++++ Provided entries
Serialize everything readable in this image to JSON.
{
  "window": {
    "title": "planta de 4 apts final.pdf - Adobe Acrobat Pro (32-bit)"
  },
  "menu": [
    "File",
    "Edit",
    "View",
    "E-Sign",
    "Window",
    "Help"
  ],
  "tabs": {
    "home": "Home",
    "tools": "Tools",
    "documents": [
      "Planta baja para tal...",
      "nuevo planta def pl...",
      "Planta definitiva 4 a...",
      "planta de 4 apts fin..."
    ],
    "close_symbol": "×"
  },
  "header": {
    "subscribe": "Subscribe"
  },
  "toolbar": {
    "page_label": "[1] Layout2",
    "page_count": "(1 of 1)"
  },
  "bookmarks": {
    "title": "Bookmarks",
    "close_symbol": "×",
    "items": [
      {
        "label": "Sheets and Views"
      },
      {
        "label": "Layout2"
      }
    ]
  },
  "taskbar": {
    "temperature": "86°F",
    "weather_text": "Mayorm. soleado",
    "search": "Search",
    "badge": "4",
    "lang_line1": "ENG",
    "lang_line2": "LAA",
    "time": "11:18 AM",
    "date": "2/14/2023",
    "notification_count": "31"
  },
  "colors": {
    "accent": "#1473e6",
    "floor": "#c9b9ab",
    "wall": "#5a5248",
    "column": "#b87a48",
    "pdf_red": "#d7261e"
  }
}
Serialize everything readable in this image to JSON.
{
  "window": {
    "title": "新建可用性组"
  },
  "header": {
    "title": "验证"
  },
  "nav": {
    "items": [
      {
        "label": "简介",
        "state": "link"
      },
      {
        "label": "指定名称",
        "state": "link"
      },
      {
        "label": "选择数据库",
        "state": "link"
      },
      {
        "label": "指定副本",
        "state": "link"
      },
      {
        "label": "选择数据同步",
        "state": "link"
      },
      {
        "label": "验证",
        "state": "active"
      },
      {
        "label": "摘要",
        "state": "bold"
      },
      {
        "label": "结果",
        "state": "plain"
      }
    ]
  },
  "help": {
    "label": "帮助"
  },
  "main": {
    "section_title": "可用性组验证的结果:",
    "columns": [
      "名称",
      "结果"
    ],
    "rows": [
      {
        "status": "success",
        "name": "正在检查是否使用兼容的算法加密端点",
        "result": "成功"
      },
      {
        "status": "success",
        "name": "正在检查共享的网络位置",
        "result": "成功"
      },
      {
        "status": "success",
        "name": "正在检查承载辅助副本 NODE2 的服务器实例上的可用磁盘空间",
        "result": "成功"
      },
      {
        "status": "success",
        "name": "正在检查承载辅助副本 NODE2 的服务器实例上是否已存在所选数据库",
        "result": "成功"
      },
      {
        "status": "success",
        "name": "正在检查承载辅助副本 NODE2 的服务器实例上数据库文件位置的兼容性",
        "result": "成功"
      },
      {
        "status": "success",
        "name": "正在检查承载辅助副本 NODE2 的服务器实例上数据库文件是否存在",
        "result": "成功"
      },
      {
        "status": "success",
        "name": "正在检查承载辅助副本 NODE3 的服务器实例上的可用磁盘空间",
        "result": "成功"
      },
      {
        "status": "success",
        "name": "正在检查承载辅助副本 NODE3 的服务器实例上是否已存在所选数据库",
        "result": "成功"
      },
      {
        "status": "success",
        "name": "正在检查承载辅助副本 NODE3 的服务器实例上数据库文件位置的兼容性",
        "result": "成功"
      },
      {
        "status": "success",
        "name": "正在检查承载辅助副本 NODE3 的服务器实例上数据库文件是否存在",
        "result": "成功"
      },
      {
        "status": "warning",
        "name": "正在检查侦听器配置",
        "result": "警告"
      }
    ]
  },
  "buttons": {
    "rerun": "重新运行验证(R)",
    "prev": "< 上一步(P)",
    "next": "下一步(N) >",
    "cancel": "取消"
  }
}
++++++++
**Exercise goal**
Write out every line from the records above, word for word.

**Written answer**
Serialize everything readable in this image to JSON.
{
  "window": {
    "title": "planta de 4 apts final.pdf - Adobe Acrobat Pro (32-bit)"
  },
  "menu": [
    "File",
    "Edit",
    "View",
    "E-Sign",
    "Window",
    "Help"
  ],
  "tabs": {
    "home": "Home",
    "tools": "Tools",
    "documents": [
      "Planta baja para tal...",
      "nuevo planta def pl...",
      "Planta definitiva 4 a...",
      "planta de 4 apts fin..."
    ],
    "close_symbol": "×"
  },
  "header": {
    "subscribe": "Subscribe"
  },
  "toolbar": {
    "page_label": "[1] Layout2",
    "page_count": "(1 of 1)"
  },
  "bookmarks": {
    "title": "Bookmarks",
    "close_symbol": "×",
    "items": [
      {
        "label": "Sheets and Views"
      },
      {
        "label": "Layout2"
      }
    ]
  },
  "taskbar": {
    "temperature": "86°F",
    "weather_text": "Mayorm. soleado",
    "search": "Search",
    "badge": "4",
    "lang_line1": "ENG",
    "lang_line2": "LAA",
    "time": "11:18 AM",
    "date": "2/14/2023",
    "notification_count": "31"
  },
  "colors": {
    "accent": "#1473e6",
    "floor": "#c9b9ab",
    "wall": "#5a5248",
    "column": "#b87a48",
    "pdf_red": "#d7261e"
  }
}
Serialize everything readable in this image to JSON.
{
  "window": {
    "title": "新建可用性组"
  },
  "header": {
    "title": "验证"
  },
  "nav": {
    "items": [
      {
        "label": "简介",
        "state": "link"
      },
      {
        "label": "指定名称",
        "state": "link"
      },
      {
        "label": "选择数据库",
        "state": "link"
      },
      {
        "label": "指定副本",
        "state": "link"
      },
      {
        "label": "选择数据同步",
        "state": "link"
      },
      {
        "label": "验证",
        "state": "active"
      },
      {
        "label": "摘要",
        "state": "bold"
      },
      {
        "label": "结果",
        "state": "plain"
      }
    ]
  },
  "help": {
    "label": "帮助"
  },
  "main": {
    "section_title": "可用性组验证的结果:",
    "columns": [
      "名称",
      "结果"
    ],
    "rows": [
      {
        "status": "success",
        "name": "正在检查是否使用兼容的算法加密端点",
        "result": "成功"
      },
      {
        "status": "success",
        "name": "正在检查共享的网络位置",
        "result": "成功"
      },
      {
        "status": "success",
        "name": "正在检查承载辅助副本 NODE2 的服务器实例上的可用磁盘空间",
        "result": "成功"
      },
      {
        "status": "success",
        "name": "正在检查承载辅助副本 NODE2 的服务器实例上是否已存在所选数据库",
        "result": "成功"
      },
      {
        "status": "success",
        "name": "正在检查承载辅助副本 NODE2 的服务器实例上数据库文件位置的兼容性",
        "result": "成功"
      },
      {
        "status": "success",
        "name": "正在检查承载辅助副本 NODE2 的服务器实例上数据库文件是否存在",
        "result": "成功"
      },
      {
        "status": "success",
        "name": "正在检查承载辅助副本 NODE3 的服务器实例上的可用磁盘空间",
        "result": "成功"
      },
      {
        "status": "success",
        "name": "正在检查承载辅助副本 NODE3 的服务器实例上是否已存在所选数据库",
        "result": "成功"
      },
      {
        "status": "success",
        "name": "正在检查承载辅助副本 NODE3 的服务器实例上数据库文件位置的兼容性",
        "result": "成功"
      },
      {
        "status": "success",
        "name": "正在检查承载辅助副本 NODE3 的服务器实例上数据库文件是否存在",
        "result": "成功"
      },
      {
        "status": "warning",
        "name": "正在检查侦听器配置",
        "result": "警告"
      }
    ]
  },
  "buttons": {
    "rerun": "重新运行验证(R)",
    "prev": "< 上一步(P)",
    "next": "下一步(N) >",
    "cancel": "取消"
  }
}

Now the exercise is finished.